-- start of RAW DATA --
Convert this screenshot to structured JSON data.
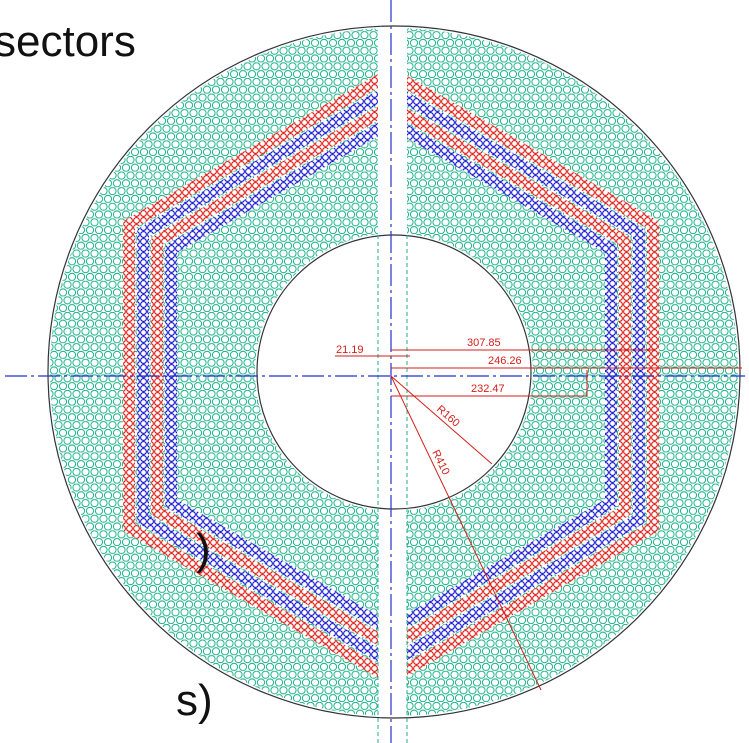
{
  "texts": {
    "heading": "sectors",
    "line1": ")",
    "line2": "s)"
  },
  "dimensions": {
    "d1": "307.85",
    "d2": "246.26",
    "d3": "21.19",
    "d4": "232.47",
    "r1": "R160",
    "r2": "R410"
  }
}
-- end of RAW DATA --
#### REQUIREMENT
Make a word-for-word copy of the entries, without any pictures.

#### EXERCISE OUTPUT
Convert this screenshot to structured JSON data.
{
  "texts": {
    "heading": "sectors",
    "line1": ")",
    "line2": "s)"
  },
  "dimensions": {
    "d1": "307.85",
    "d2": "246.26",
    "d3": "21.19",
    "d4": "232.47",
    "r1": "R160",
    "r2": "R410"
  }
}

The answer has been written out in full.